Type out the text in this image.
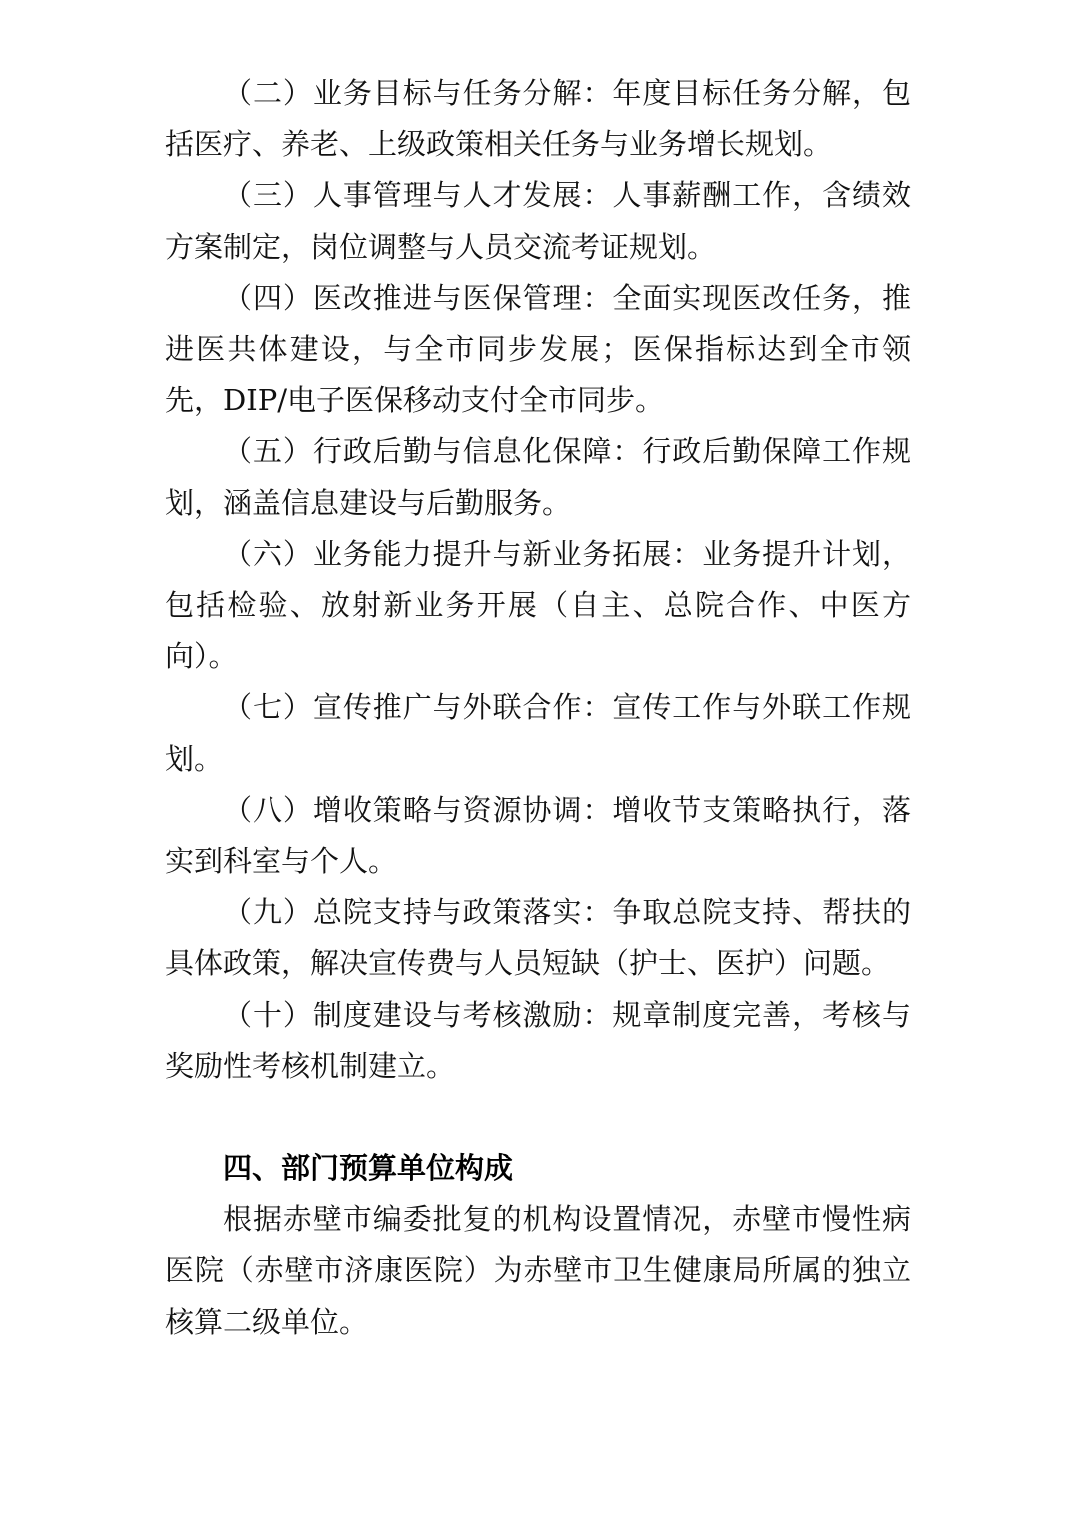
（二）业务目标与任务分解：年度目标任务分解，包括医疗、养老、上级政策相关任务与业务增长规划。

（三）人事管理与人才发展：人事薪酬工作，含绩效方案制定，岗位调整与人员交流考证规划。

（四）医改推进与医保管理：全面实现医改任务，推进医共体建设，与全市同步发展；医保指标达到全市领先，DIP/电子医保移动支付全市同步。

（五）行政后勤与信息化保障：行政后勤保障工作规划，涵盖信息建设与后勤服务。

（六）业务能力提升与新业务拓展：业务提升计划，包括检验、放射新业务开展（自主、总院合作、中医方向）。

（七）宣传推广与外联合作：宣传工作与外联工作规划。

（八）增收策略与资源协调：增收节支策略执行，落实到科室与个人。

（九）总院支持与政策落实：争取总院支持、帮扶的具体政策，解决宣传费与人员短缺（护士、医护）问题。

（十）制度建设与考核激励：规章制度完善，考核与奖励性考核机制建立。

四、部门预算单位构成

根据赤壁市编委批复的机构设置情况，赤壁市慢性病医院（赤壁市济康医院）为赤壁市卫生健康局所属的独立核算二级单位。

GIVEN TASK >> Write out the listing above exactly as it stands, pictures excluded.

ANSWER TO THE TASK >>
Type out the text in this image.
（二）业务目标与任务分解：年度目标任务分解，包括医疗、养老、上级政策相关任务与业务增长规划。

（三）人事管理与人才发展：人事薪酬工作，含绩效方案制定，岗位调整与人员交流考证规划。

（四）医改推进与医保管理：全面实现医改任务，推进医共体建设，与全市同步发展；医保指标达到全市领先，DIP/电子医保移动支付全市同步。

（五）行政后勤与信息化保障：行政后勤保障工作规划，涵盖信息建设与后勤服务。

（六）业务能力提升与新业务拓展：业务提升计划，包括检验、放射新业务开展（自主、总院合作、中医方向）。

（七）宣传推广与外联合作：宣传工作与外联工作规划。

（八）增收策略与资源协调：增收节支策略执行，落实到科室与个人。

（九）总院支持与政策落实：争取总院支持、帮扶的具体政策，解决宣传费与人员短缺（护士、医护）问题。

（十）制度建设与考核激励：规章制度完善，考核与奖励性考核机制建立。

四、部门预算单位构成

根据赤壁市编委批复的机构设置情况，赤壁市慢性病医院（赤壁市济康医院）为赤壁市卫生健康局所属的独立核算二级单位。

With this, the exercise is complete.